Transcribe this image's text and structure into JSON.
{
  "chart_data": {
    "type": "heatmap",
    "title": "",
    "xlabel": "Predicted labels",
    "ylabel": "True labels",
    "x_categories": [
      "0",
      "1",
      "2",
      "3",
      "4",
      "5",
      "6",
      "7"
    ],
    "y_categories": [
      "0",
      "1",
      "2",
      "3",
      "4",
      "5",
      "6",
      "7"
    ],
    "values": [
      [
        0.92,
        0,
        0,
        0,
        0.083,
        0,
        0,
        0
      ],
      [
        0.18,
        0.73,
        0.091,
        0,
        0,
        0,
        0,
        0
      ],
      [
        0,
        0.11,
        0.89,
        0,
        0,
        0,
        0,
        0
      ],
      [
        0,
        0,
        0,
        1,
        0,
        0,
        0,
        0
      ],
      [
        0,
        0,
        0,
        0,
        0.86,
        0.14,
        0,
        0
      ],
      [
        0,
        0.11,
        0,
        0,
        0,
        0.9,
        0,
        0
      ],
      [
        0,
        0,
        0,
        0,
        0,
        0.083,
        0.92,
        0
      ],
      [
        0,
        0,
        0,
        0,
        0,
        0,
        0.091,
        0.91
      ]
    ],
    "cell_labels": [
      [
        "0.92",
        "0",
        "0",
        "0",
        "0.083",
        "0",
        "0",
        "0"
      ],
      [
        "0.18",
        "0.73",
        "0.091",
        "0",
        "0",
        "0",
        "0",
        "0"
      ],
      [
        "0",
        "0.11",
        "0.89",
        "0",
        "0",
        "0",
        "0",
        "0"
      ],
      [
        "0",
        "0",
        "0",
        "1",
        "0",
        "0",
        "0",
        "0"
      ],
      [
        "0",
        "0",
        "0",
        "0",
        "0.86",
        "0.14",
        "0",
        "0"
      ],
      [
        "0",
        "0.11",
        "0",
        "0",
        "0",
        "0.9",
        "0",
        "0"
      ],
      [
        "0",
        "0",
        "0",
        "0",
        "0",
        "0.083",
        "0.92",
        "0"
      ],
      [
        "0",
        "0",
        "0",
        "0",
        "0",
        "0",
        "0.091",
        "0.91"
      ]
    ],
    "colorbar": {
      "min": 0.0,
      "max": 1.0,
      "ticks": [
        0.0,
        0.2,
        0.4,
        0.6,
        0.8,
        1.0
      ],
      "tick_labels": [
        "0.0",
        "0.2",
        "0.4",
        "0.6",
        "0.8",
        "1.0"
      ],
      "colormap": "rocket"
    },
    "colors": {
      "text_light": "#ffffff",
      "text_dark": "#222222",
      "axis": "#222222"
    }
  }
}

-=-=-

# PROMPT:
Quote the entire listing above exactly.

# FINISHED TASK:
Transcribe this image's text and structure into JSON.
{
  "chart_data": {
    "type": "heatmap",
    "title": "",
    "xlabel": "Predicted labels",
    "ylabel": "True labels",
    "x_categories": [
      "0",
      "1",
      "2",
      "3",
      "4",
      "5",
      "6",
      "7"
    ],
    "y_categories": [
      "0",
      "1",
      "2",
      "3",
      "4",
      "5",
      "6",
      "7"
    ],
    "values": [
      [
        0.92,
        0,
        0,
        0,
        0.083,
        0,
        0,
        0
      ],
      [
        0.18,
        0.73,
        0.091,
        0,
        0,
        0,
        0,
        0
      ],
      [
        0,
        0.11,
        0.89,
        0,
        0,
        0,
        0,
        0
      ],
      [
        0,
        0,
        0,
        1,
        0,
        0,
        0,
        0
      ],
      [
        0,
        0,
        0,
        0,
        0.86,
        0.14,
        0,
        0
      ],
      [
        0,
        0.11,
        0,
        0,
        0,
        0.9,
        0,
        0
      ],
      [
        0,
        0,
        0,
        0,
        0,
        0.083,
        0.92,
        0
      ],
      [
        0,
        0,
        0,
        0,
        0,
        0,
        0.091,
        0.91
      ]
    ],
    "cell_labels": [
      [
        "0.92",
        "0",
        "0",
        "0",
        "0.083",
        "0",
        "0",
        "0"
      ],
      [
        "0.18",
        "0.73",
        "0.091",
        "0",
        "0",
        "0",
        "0",
        "0"
      ],
      [
        "0",
        "0.11",
        "0.89",
        "0",
        "0",
        "0",
        "0",
        "0"
      ],
      [
        "0",
        "0",
        "0",
        "1",
        "0",
        "0",
        "0",
        "0"
      ],
      [
        "0",
        "0",
        "0",
        "0",
        "0.86",
        "0.14",
        "0",
        "0"
      ],
      [
        "0",
        "0.11",
        "0",
        "0",
        "0",
        "0.9",
        "0",
        "0"
      ],
      [
        "0",
        "0",
        "0",
        "0",
        "0",
        "0.083",
        "0.92",
        "0"
      ],
      [
        "0",
        "0",
        "0",
        "0",
        "0",
        "0",
        "0.091",
        "0.91"
      ]
    ],
    "colorbar": {
      "min": 0.0,
      "max": 1.0,
      "ticks": [
        0.0,
        0.2,
        0.4,
        0.6,
        0.8,
        1.0
      ],
      "tick_labels": [
        "0.0",
        "0.2",
        "0.4",
        "0.6",
        "0.8",
        "1.0"
      ],
      "colormap": "rocket"
    },
    "colors": {
      "text_light": "#ffffff",
      "text_dark": "#222222",
      "axis": "#222222"
    }
  }
}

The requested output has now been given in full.